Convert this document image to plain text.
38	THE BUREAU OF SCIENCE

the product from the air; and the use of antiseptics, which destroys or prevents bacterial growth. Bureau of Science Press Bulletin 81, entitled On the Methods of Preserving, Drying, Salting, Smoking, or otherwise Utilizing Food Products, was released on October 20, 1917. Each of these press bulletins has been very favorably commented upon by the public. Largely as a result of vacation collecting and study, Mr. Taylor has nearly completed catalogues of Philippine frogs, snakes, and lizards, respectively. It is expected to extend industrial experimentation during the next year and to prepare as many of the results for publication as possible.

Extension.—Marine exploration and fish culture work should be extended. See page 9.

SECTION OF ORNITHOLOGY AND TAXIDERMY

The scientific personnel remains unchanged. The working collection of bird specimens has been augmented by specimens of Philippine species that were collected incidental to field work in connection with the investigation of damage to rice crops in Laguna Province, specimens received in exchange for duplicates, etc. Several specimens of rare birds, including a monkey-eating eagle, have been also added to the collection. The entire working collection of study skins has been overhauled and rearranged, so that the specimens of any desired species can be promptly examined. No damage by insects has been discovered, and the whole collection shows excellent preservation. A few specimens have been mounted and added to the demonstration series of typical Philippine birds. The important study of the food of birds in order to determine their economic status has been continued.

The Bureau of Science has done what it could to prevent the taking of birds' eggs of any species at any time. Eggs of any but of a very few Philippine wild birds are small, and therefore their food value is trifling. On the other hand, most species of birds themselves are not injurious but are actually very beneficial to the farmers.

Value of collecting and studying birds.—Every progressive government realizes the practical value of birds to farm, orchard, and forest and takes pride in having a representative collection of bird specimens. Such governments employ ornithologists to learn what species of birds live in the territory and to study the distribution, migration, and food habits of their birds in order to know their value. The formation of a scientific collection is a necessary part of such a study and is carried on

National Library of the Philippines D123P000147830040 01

## Exercise goal
Wherever the word "species" appears in the listing above, copy that line.

## Solution to this exercise
The scientific personnel remains unchanged. The working collection of bird specimens has been augmented by specimens of Philippine species that were collected incidental to field work in connection with the investigation of damage to rice crops in Laguna Province, specimens received in exchange for duplicates, etc. Several specimens of rare birds, including a monkey-eating eagle, have been also added to the collection. The entire working collection of study skins has been overhauled and rearranged, so that the specimens of any desired species can be promptly examined. No damage by insects has been discovered, and the whole collection shows excellent preservation. A few specimens have been mounted and added to the demonstration series of typical Philippine birds. The important study of the food of birds in order to determine their economic status has been continued.
The Bureau of Science has done what it could to prevent the taking of birds' eggs of any species at any time. Eggs of any but of a very few Philippine wild birds are small, and therefore their food value is trifling. On the other hand, most species of birds themselves are not injurious but are actually very beneficial to the farmers.
Value of collecting and studying birds.—Every progressive government realizes the practical value of birds to farm, orchard, and forest and takes pride in having a representative collection of bird specimens. Such governments employ ornithologists to learn what species of birds live in the territory and to study the distribution, migration, and food habits of their birds in order to know their value. The formation of a scientific collection is a necessary part of such a study and is carried on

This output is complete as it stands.